■ **INSTRUCTION**: List the lines of this listing that hold the word "first".

----------------------------------------

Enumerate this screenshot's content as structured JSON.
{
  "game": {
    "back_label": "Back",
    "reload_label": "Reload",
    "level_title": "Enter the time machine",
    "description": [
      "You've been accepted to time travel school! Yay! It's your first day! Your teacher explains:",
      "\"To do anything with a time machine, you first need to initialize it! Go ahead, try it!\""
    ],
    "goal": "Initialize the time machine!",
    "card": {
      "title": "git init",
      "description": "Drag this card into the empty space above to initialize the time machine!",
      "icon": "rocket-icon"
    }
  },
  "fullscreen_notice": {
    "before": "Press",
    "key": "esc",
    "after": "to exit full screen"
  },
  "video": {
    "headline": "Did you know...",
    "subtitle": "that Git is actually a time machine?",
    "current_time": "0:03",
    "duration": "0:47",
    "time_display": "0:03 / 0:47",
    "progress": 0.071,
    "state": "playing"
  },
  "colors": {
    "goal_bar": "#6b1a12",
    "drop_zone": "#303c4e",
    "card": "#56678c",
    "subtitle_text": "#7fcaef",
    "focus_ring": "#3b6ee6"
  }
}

----------------------------------------

■ **FINAL RESULT**:
      "You've been accepted to time travel school! Yay! It's your first day! Your teacher explains:",
      "\"To do anything with a time machine, you first need to initialize it! Go ahead, try it!\""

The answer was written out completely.